### Available records
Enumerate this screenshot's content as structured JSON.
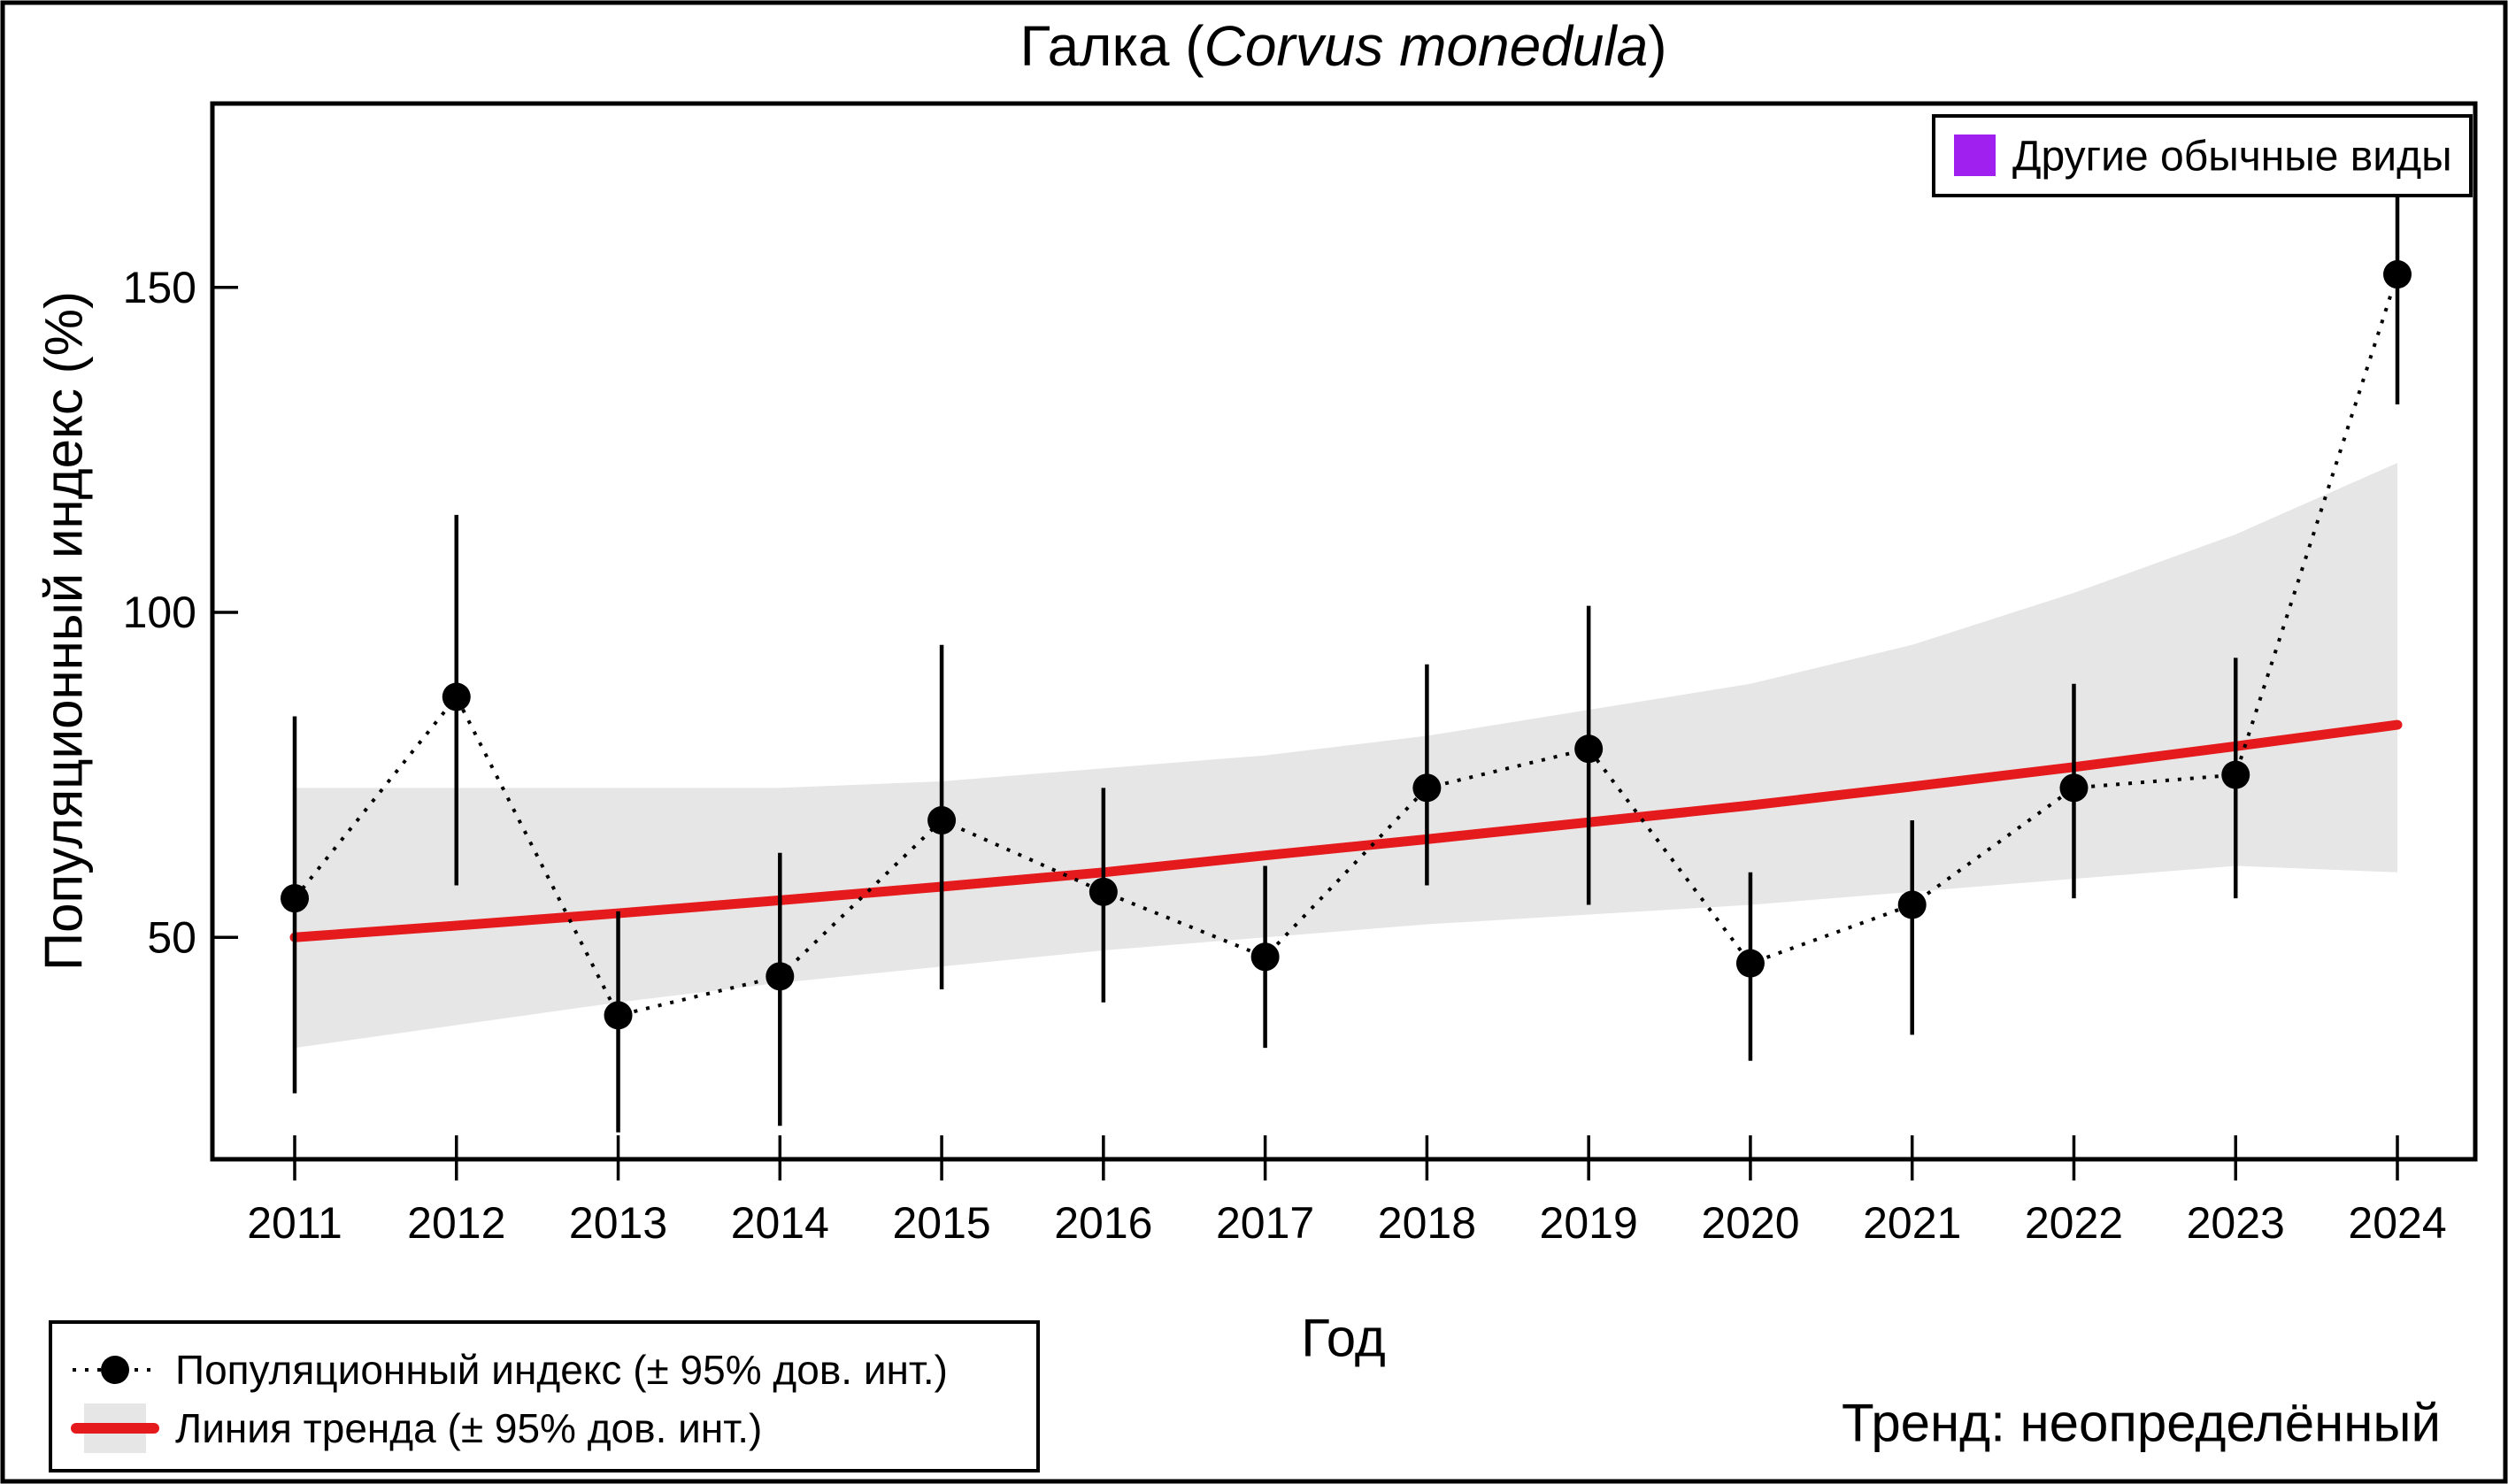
{
  "chart_data": {
    "type": "line",
    "title": {
      "prefix": "Галка (",
      "species_italic": "Corvus monedula",
      "suffix": ")"
    },
    "xlabel": "Год",
    "ylabel": "Популяционный индекс (%)",
    "x": [
      2011,
      2012,
      2013,
      2014,
      2015,
      2016,
      2017,
      2018,
      2019,
      2020,
      2021,
      2022,
      2023,
      2024
    ],
    "yticks": [
      50,
      100,
      150
    ],
    "ylim": [
      16,
      178
    ],
    "grid": "off",
    "legend_position": "bottom-left and top-right",
    "series": [
      {
        "name": "Популяционный индекс (± 95% дов. инт.)",
        "style": "points-dotted-errorbars",
        "color": "#000000",
        "values": [
          56,
          87,
          38,
          44,
          68,
          57,
          47,
          73,
          79,
          46,
          55,
          73,
          75,
          152
        ],
        "ci_low": [
          26,
          58,
          20,
          21,
          42,
          40,
          33,
          58,
          55,
          31,
          35,
          56,
          56,
          132
        ],
        "ci_high": [
          84,
          115,
          54,
          63,
          95,
          73,
          61,
          92,
          101,
          60,
          68,
          89,
          93,
          175
        ]
      },
      {
        "name": "Линия тренда (± 95% дов. инт.)",
        "style": "line-with-band",
        "color": "#e41a1c",
        "band_color": "#e6e6e6",
        "values": [
          50,
          51.8,
          53.7,
          55.7,
          57.8,
          60,
          62.6,
          65.1,
          67.7,
          70.3,
          73.2,
          76.2,
          79.4,
          82.7
        ],
        "band_low": [
          33,
          36.5,
          40,
          43,
          45.5,
          48,
          50,
          52,
          53.5,
          55,
          57,
          59,
          61,
          60
        ],
        "band_high": [
          73,
          73,
          73,
          73,
          74,
          76,
          78,
          81,
          85,
          89,
          95,
          103,
          112,
          123
        ]
      }
    ],
    "legend_top_right": {
      "label": "Другие обычные виды",
      "color": "#a020f0"
    },
    "legend_bottom": {
      "item_points": "Популяционный индекс (± 95% дов. инт.)",
      "item_trend": "Линия тренда (± 95% дов. инт.)"
    },
    "trend_note": "Тренд: неопределённый"
  }
}
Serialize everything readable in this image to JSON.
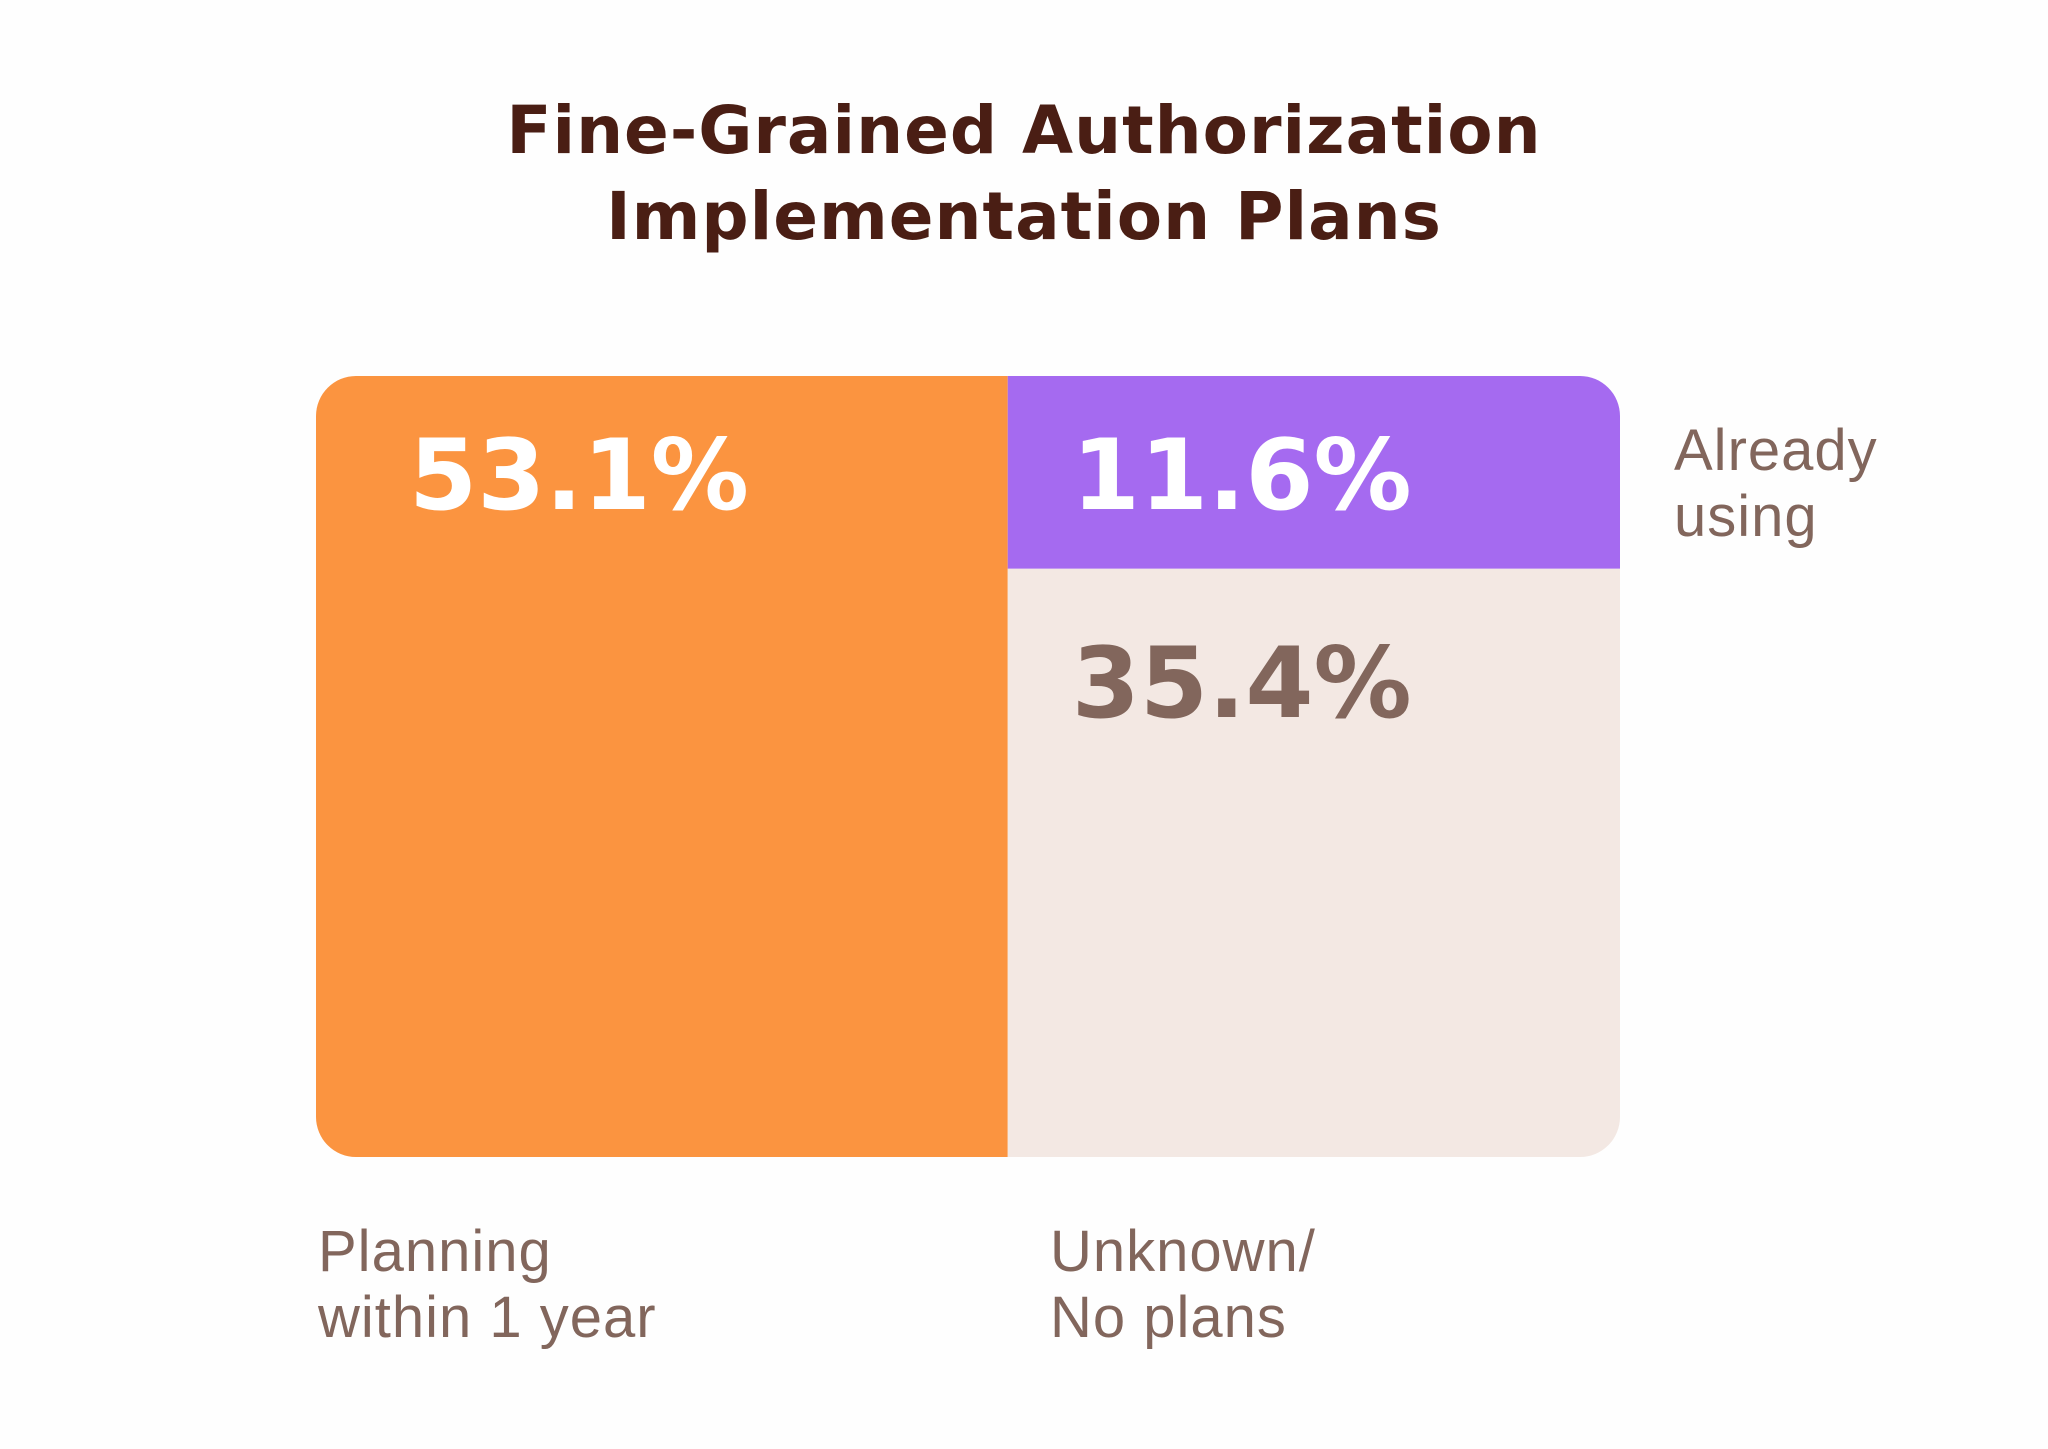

### Set problem
Pull out every line in the data above that has the word "JSON".

### Task answer
Enumerate this screenshot's content as structured JSON.
Serialize everything readable in this image to JSON.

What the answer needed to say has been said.